***** Material shown *****
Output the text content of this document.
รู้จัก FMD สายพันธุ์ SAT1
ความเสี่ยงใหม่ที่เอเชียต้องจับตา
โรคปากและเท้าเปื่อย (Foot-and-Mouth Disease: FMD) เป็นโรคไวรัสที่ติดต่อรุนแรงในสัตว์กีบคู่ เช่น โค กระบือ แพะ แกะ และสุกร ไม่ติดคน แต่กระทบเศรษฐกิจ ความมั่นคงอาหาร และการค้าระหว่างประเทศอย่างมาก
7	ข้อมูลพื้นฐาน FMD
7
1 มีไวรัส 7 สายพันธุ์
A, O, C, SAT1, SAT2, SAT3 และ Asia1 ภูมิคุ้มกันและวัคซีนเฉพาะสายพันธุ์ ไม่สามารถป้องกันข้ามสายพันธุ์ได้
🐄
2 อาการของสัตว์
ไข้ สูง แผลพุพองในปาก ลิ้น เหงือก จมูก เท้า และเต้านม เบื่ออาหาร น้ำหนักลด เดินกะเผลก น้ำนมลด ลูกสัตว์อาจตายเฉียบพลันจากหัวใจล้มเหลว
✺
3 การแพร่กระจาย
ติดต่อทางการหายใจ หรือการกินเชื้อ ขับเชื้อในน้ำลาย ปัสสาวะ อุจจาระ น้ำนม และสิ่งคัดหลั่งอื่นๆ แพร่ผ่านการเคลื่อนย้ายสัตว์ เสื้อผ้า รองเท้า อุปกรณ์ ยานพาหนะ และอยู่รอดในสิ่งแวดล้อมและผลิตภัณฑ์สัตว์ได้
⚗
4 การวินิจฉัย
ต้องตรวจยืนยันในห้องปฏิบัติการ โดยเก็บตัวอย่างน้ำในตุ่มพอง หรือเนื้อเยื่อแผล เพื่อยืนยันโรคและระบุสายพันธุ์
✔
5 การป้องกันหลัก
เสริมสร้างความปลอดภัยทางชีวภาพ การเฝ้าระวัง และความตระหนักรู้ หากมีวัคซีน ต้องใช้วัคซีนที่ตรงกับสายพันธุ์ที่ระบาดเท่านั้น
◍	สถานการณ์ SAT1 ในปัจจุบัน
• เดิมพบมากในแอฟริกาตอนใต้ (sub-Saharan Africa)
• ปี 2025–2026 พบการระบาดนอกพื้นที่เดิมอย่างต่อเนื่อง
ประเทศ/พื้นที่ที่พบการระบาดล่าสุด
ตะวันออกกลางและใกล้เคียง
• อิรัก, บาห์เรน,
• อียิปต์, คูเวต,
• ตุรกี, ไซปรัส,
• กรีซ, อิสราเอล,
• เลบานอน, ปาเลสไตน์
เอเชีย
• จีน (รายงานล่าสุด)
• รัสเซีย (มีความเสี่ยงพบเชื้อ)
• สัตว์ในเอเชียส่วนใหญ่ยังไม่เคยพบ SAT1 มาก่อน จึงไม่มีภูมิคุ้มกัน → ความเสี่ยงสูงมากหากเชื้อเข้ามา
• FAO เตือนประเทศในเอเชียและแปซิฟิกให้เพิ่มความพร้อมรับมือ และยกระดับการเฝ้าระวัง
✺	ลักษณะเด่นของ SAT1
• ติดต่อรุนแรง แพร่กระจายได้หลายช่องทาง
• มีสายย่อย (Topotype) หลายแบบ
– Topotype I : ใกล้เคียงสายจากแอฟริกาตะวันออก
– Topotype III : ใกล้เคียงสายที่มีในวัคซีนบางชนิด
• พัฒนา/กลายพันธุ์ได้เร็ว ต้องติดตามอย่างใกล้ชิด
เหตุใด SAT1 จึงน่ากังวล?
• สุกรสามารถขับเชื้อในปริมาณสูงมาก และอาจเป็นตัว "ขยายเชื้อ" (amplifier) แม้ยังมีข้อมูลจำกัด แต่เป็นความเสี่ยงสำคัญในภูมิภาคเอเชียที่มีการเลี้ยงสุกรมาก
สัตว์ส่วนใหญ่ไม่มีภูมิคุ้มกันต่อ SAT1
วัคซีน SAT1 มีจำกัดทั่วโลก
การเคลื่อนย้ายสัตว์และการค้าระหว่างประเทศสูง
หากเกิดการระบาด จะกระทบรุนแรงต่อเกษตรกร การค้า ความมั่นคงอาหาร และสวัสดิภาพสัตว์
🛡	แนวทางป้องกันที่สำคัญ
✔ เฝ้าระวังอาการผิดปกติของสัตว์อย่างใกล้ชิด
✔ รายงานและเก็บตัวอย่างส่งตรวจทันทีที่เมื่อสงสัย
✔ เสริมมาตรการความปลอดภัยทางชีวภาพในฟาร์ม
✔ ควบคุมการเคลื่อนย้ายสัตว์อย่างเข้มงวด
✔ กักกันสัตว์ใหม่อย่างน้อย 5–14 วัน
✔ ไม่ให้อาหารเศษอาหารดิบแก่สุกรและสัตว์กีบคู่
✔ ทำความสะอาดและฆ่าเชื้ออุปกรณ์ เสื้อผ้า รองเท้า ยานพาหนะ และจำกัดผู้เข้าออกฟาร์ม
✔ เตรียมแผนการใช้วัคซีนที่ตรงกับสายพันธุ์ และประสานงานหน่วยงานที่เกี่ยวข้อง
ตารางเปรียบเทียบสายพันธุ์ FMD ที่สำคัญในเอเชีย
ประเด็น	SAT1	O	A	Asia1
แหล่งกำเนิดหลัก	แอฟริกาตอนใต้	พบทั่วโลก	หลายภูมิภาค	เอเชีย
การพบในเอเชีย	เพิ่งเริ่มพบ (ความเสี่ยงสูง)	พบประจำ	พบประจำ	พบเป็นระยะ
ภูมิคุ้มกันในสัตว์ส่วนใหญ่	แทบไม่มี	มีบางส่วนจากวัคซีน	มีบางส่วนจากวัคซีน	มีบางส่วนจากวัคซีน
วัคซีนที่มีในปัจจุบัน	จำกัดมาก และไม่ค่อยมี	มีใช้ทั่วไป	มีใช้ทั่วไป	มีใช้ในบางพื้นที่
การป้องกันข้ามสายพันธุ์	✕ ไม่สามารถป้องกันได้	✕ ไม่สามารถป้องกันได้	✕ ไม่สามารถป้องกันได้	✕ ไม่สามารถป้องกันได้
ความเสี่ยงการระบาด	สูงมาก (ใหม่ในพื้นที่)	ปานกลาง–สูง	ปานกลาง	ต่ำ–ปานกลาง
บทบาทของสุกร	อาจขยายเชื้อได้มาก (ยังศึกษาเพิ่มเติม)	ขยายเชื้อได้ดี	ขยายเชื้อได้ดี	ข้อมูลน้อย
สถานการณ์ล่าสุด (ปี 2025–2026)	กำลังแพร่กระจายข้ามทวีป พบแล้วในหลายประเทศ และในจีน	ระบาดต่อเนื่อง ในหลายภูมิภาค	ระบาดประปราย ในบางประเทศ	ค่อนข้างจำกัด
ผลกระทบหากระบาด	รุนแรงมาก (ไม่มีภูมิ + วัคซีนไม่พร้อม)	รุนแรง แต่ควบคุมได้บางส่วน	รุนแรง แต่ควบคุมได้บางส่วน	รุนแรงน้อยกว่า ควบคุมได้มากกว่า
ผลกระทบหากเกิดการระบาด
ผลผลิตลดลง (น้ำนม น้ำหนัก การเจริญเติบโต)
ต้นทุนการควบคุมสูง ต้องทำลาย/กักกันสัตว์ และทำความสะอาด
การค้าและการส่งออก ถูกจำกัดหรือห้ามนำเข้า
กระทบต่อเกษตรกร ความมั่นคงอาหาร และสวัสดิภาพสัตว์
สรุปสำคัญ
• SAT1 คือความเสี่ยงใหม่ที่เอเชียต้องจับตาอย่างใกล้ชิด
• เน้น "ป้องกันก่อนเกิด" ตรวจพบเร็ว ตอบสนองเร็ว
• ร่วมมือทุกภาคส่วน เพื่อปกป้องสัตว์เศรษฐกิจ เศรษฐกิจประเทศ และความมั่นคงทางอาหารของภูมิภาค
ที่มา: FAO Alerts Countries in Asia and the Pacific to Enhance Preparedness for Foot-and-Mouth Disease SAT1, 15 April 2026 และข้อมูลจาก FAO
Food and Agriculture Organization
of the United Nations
*****
## Directions
Track down all lines above with the string "าระหว" and copy them.

## Complete response
โรคปากและเท้าเปื่อย (Foot-and-Mouth Disease: FMD) เป็นโรคไวรัสที่ติดต่อรุนแรงในสัตว์กีบคู่ เช่น โค กระบือ แพะ แกะ และสุกร ไม่ติดคน แต่กระทบเศรษฐกิจ ความมั่นคงอาหาร และการค้าระหว่างประเทศอย่างมาก
การเคลื่อนย้ายสัตว์และการค้าระหว่างประเทศสูง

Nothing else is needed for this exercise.